= CHALLENGE =
Leaving out all images, write out the records that follow exactly.
====
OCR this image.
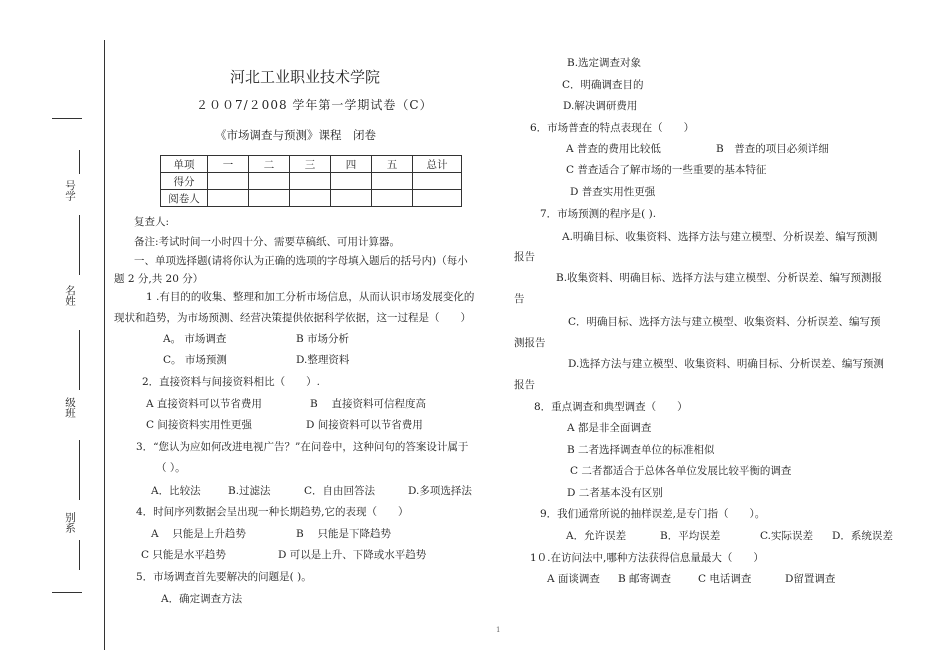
号学
名姓
级班
别系
河北工业职业技术学院
２００7/２008 学年第一学期试卷（C）
《市场调查与预测》课程　闭卷
单项	一	二	三	四	五	总计
得分						
阅卷人						
复查人:
备注:考试时间一小时四十分、需要草稿纸、可用计算器。
一、单项选择题(请将你认为正确的选项的字母填入题后的括号内)（每小
题 2 分,共 20 分）
1 .有目的的收集、整理和加工分析市场信息，从而认识市场发展变化的
现状和趋势，为市场预测、经营决策提供依据科学依据，这一过程是（　　）
A。 市场调查	B 市场分析
C。 市场预测	D.整理资料
2．直接资料与间接资料相比（　　）.
A 直接资料可以节省费用	B　 直接资料可信程度高
C 间接资料实用性更强	D 间接资料可以节省费用
3．“您认为应如何改进电视广告？”在问卷中，这种问句的答案设计属于
（ ）。
A．比较法	B.过滤法	C．自由回答法	D.多项选择法
4．时间序列数据会呈出现一种长期趋势,它的表现（　　）
A 　只能是上升趋势	B 　只能是下降趋势
C 只能是水平趋势	D 可以是上升、下降或水平趋势
5．市场调查首先要解决的问题是( )。
A．确定调查方法
B.选定调查对象
C．明确调查目的
D.解决调研费用
6．市场普查的特点表现在（　　）
A 普查的费用比较低	B　普查的项目必须详细
C 普查适合了解市场的一些重要的基本特征
D 普查实用性更强
7．市场预测的程序是( ).
A.明确目标、收集资料、选择方法与建立模型、分析误差、编写预测
报告
B.收集资料、明确目标、选择方法与建立模型、分析误差、编写预测报
告
C．明确目标、选择方法与建立模型、收集资料、分析误差、编写预
测报告
D.选择方法与建立模型、收集资料、明确目标、分析误差、编写预测
报告
8．重点调查和典型调查（　　）
A 都是非全面调查
B 二者选择调查单位的标准相似
C 二者都适合于总体各单位发展比较平衡的调查
D 二者基本没有区别
9．我们通常所说的抽样误差,是专门指（　　）。
A．允许误差	B．平均误差	C.实际误差 D．系统误差
1０.在访问法中,哪种方法获得信息量最大（　　）
A 面谈调查 B 邮寄调查	C 电话调查	D留置调查
1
====
= CORRECT OUTPUT =
OCR this image.
号学
名姓
级班
别系
河北工业职业技术学院
２００7/２008 学年第一学期试卷（C）
《市场调查与预测》课程　闭卷
单项	一	二	三	四	五	总计
得分						
阅卷人						
复查人:
备注:考试时间一小时四十分、需要草稿纸、可用计算器。
一、单项选择题(请将你认为正确的选项的字母填入题后的括号内)（每小
题 2 分,共 20 分）
1 .有目的的收集、整理和加工分析市场信息，从而认识市场发展变化的
现状和趋势，为市场预测、经营决策提供依据科学依据，这一过程是（　　）
A。 市场调查	B 市场分析
C。 市场预测	D.整理资料
2．直接资料与间接资料相比（　　）.
A 直接资料可以节省费用	B　 直接资料可信程度高
C 间接资料实用性更强	D 间接资料可以节省费用
3．“您认为应如何改进电视广告？”在问卷中，这种问句的答案设计属于
（ ）。
A．比较法	B.过滤法	C．自由回答法	D.多项选择法
4．时间序列数据会呈出现一种长期趋势,它的表现（　　）
A 　只能是上升趋势	B 　只能是下降趋势
C 只能是水平趋势	D 可以是上升、下降或水平趋势
5．市场调查首先要解决的问题是( )。
A．确定调查方法
B.选定调查对象
C．明确调查目的
D.解决调研费用
6．市场普查的特点表现在（　　）
A 普查的费用比较低	B　普查的项目必须详细
C 普查适合了解市场的一些重要的基本特征
D 普查实用性更强
7．市场预测的程序是( ).
A.明确目标、收集资料、选择方法与建立模型、分析误差、编写预测
报告
B.收集资料、明确目标、选择方法与建立模型、分析误差、编写预测报
告
C．明确目标、选择方法与建立模型、收集资料、分析误差、编写预
测报告
D.选择方法与建立模型、收集资料、明确目标、分析误差、编写预测
报告
8．重点调查和典型调查（　　）
A 都是非全面调查
B 二者选择调查单位的标准相似
C 二者都适合于总体各单位发展比较平衡的调查
D 二者基本没有区别
9．我们通常所说的抽样误差,是专门指（　　）。
A．允许误差	B．平均误差	C.实际误差 D．系统误差
1０.在访问法中,哪种方法获得信息量最大（　　）
A 面谈调查 B 邮寄调查	C 电话调查	D留置调查
1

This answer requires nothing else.